■ What to do: From the entries below, gather every line containing the string "clicks".

Collected data entries
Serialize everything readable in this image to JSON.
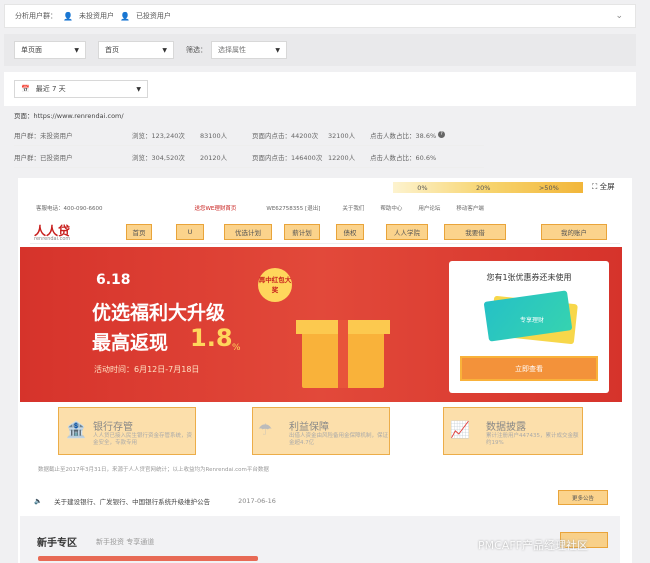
{
  "filters": {
    "group_label": "分析用户群：",
    "group1": "未投资用户",
    "group2": "已投资用户",
    "page_type": "单页面",
    "page": "首页",
    "filter_label": "筛选：",
    "filter_placeholder": "选择属性",
    "date_range": "最近 7 天"
  },
  "stats": {
    "page_url": "页面：https://www.renrendai.com/",
    "rows": [
      {
        "group": "用户群：未投资用户",
        "views_label": "浏览：123,240次",
        "users": "83100人",
        "clicks": "页面内点击：44200次",
        "click_users": "32100人",
        "ratio": "点击人数占比：38.6%",
        "help": "?"
      },
      {
        "group": "用户群：已投资用户",
        "views_label": "浏览：304,520次",
        "users": "20120人",
        "clicks": "页面内点击：146400次",
        "click_users": "12200人",
        "ratio": "点击人数占比：60.6%",
        "help": ""
      }
    ]
  },
  "heatmap": {
    "legend": [
      "0%",
      "20%",
      ">50%"
    ],
    "fullscreen": "全屏"
  },
  "site": {
    "topnav": [
      "客服电话：400-090-6600",
      "送您WE理财首页",
      "WE62758355 [退出]",
      "关于我们",
      "帮助中心",
      "用户论坛",
      "移动客户端"
    ],
    "logo": "人人贷",
    "logo_sub": "renrendai.com",
    "nav": [
      "首页",
      "U",
      "优选计划",
      "薪计划",
      "债权",
      "人人学院",
      "我要借",
      "我的账户"
    ],
    "banner": {
      "date": "6.18",
      "line1": "优选福利大升级",
      "line2": "最高返现",
      "big": "1.8",
      "pct": "%",
      "time": "活动时间：6月12日-7月18日",
      "badge": "再中红包大奖",
      "coupon_title": "您有1张优惠券还未使用",
      "coupon_btn": "立即查看",
      "ticket": "专享理财"
    },
    "features": [
      {
        "title": "银行存管",
        "desc": "人人贷已接入民生银行资金存管系统，资金安全，专款专用"
      },
      {
        "title": "利益保障",
        "desc": "出借人资金由风险备用金保障机制，保证金超4.7亿"
      },
      {
        "title": "数据披露",
        "desc": "累计注册用户447435，累计成交金额约19%"
      }
    ],
    "note": "数据截止至2017年3月31日，来源于人人贷官网统计；以上收益均为Renrendai.com平台数据",
    "notice": "关于建设银行、广发银行、中国银行系统升级维护公告",
    "notice_date": "2017-06-16",
    "more": "更多公告",
    "newzone_title": "新手专区",
    "newzone_sub": "新手投资 专享通道"
  },
  "watermark": "PMCAFF产品经理社区"
}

■ Answer to the problem:
        "clicks": "页面内点击：44200次",
        "clicks": "页面内点击：146400次",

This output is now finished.